The brutality was relentless and unpredictable. “There really are some super bad people there that you wouldn’t normally run into. I knew a hit man, for God’s sake. He liked me. He’s like, ‘Hey, let’s go for a walk’. And what are you gonna say to that guy?’No?'”.
“I met the son of a major mob family. These are people that, on the face of it, are all nice guys. We would talk, play cards, work out, but these are also the guys that, if you cross them, you would be dead the next day.”
However, the most devastating blow for Jerry was the gradual understanding that his envisioned future had vanished completely. He had been anticipating a prosperous military career.
“I’d always been told the world would be my oyster. So there was this incredible loss of possibility,” he explains.
He was transferred between various institutions: the county jail in Las Vegas, the federal prison in Tucson, Lompoc, Terminal Island, in Los Angeles and finally the now-closed Boron Federal Prison Camp. “At Boron, most people didn’t get visitors. It was way out in the middle of the Mojave Desert, as far from anything as you could get. My parents came once, I never saw my brothers and my sister.”
Upon his release, Jerry was eager to rebuild his life. However, he inevitably confronted the next challenge: trying to survive with a criminal record hanging over him.
“I was sent to a halfway house to transition back into society. You have very little money, you don’t have a car, and they tell you you’ve got to get a job within a few weeks, or they’re going to start punishing you.”
His initial employment was at the Las Vegas Review Journal, ringing customers. His second role involved fitting tyres. He appreciated any opportunity to work, yet the burden of humiliation proved overwhelming and he sought solace in alcohol.
“There’s this kind of way that prison creates PTSD in people. Addiction is a common result,” he explains. Prior to his arrest, Jerry rarely touched alcohol.
“I didn’t drink in high school. I was the goody goody two shoes. When I got out of jail, I would be drunk at work spinning tyres. I’d show up, go to lunch, drink a pitcher of beer and a few shots, then go back and put tyres on people’s cars.”
________
● WHAT THIS EXERCISE ASKS:
1 – In the passage about Jerry's imprisonment and release, why did he turn to alcohol after getting out? Answer in one to three sentences.
2 – Carry on the account of Jerry's imprisonment and release from the point where it stops.

● DATASET EXTRACT:
________
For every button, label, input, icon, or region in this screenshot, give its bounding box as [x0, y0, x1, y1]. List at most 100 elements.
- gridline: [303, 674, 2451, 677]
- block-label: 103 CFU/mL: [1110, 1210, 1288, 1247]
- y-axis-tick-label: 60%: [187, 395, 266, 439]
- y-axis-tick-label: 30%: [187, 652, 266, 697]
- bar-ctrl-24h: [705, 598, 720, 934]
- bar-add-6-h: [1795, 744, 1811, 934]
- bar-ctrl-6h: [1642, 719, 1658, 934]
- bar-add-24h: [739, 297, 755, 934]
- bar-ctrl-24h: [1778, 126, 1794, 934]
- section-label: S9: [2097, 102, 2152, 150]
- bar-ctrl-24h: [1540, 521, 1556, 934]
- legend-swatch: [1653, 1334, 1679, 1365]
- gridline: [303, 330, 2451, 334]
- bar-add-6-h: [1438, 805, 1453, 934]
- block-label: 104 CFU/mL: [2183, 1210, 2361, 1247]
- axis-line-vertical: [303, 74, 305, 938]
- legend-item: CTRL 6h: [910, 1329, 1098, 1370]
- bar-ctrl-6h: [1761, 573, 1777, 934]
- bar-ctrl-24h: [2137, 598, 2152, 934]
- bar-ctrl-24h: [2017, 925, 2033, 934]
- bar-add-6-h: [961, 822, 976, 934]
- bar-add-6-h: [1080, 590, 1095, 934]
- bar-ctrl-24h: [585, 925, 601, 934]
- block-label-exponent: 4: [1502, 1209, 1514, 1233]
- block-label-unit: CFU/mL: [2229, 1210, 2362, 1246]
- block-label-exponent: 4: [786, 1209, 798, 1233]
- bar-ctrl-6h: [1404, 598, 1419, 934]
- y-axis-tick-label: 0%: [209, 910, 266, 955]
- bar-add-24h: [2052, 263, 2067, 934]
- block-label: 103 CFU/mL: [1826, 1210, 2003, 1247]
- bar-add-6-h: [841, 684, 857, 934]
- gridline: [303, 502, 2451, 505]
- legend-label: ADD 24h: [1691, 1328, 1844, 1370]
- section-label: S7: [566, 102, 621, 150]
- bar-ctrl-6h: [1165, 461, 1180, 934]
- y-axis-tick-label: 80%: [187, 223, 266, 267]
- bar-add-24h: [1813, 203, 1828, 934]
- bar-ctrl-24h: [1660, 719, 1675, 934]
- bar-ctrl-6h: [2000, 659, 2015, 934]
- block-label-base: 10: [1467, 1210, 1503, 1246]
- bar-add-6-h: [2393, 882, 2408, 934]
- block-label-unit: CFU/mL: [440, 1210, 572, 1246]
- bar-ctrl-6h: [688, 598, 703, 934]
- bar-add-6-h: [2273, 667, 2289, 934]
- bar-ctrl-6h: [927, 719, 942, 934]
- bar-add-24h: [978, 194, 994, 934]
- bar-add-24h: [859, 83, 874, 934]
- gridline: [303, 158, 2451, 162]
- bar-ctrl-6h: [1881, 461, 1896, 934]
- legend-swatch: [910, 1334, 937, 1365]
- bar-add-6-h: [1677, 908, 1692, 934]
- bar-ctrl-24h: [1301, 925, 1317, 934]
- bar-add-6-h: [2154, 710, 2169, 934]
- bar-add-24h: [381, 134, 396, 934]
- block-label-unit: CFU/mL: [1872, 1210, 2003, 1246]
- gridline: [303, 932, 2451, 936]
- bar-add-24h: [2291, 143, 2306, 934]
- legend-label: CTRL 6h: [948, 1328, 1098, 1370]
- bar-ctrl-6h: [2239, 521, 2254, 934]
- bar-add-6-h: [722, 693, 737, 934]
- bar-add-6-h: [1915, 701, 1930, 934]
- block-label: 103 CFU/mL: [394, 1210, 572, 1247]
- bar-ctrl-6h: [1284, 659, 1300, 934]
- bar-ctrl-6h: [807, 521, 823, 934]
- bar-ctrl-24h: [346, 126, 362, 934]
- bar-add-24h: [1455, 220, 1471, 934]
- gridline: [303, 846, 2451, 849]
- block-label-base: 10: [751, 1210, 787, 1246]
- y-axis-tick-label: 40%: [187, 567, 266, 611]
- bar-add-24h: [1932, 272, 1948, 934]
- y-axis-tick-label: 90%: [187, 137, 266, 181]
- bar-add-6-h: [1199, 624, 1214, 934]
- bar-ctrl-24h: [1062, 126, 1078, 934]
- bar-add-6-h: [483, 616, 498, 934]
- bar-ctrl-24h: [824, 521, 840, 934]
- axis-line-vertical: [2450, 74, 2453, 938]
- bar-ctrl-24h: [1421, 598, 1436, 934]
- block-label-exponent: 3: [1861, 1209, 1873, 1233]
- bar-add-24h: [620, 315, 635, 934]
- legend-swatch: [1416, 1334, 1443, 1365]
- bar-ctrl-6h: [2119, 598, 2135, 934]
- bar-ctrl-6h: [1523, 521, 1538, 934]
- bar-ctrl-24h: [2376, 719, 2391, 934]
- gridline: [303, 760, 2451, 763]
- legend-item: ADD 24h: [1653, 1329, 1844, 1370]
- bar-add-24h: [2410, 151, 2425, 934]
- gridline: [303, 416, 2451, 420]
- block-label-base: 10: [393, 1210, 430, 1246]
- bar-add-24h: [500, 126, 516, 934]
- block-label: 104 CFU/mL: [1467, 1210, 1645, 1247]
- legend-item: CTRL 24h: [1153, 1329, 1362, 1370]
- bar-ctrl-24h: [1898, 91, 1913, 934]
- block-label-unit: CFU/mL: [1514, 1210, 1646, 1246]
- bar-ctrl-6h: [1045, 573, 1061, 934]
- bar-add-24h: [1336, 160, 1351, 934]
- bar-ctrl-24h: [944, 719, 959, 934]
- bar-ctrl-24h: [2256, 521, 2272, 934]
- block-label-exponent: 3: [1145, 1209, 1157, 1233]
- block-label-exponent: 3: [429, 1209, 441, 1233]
________
● SOLVED TASKS:
1 – Although he was grateful for any work after his release, the humiliation of his jobs became overwhelming, and he sought solace in alcohol. He also explains that prison creates a kind of PTSD in people, and that addiction is a common result.

2 –
As the years rolled on, he distanced himself from his criminal past, taking on various jobs, travelling and penning thoughts in his free time. It was only when he started to chronicle his experiences, which led him to win the PEN America Writing for Justice fellowship, that he chose to revisit his early life.
He now utilises his personal journey to educate prisoners through writing programmes across the US and delivers talks on free speech and prisoners’ rights.
In 2019, he unveiled his criminal history to his daughters. “My oldest daughter shed a few tears. My youngest said, ‘okay, I understand that things happen to people’,” he shares. Admitting the truth was a massive relief.
“Holding in a secret like that is like going downhill for a long time on your brakes, and you start to smell your brakes burning up. When you finally come out with everything, it clears. It’s like breathing fresh air again,” Jerry explains.
This revelation has spurred him to advocate for individuals who find themselves behind bars and face lifelong discrimination as a result, remembering those who enter prison and never leave; losing their lives to addiction and suicide.
“Most of them are just regular blokes. They’re really no worse than maybe some elected official right now. We punish the crime, but we don’t treat the person. We just punish the people and beat them up.”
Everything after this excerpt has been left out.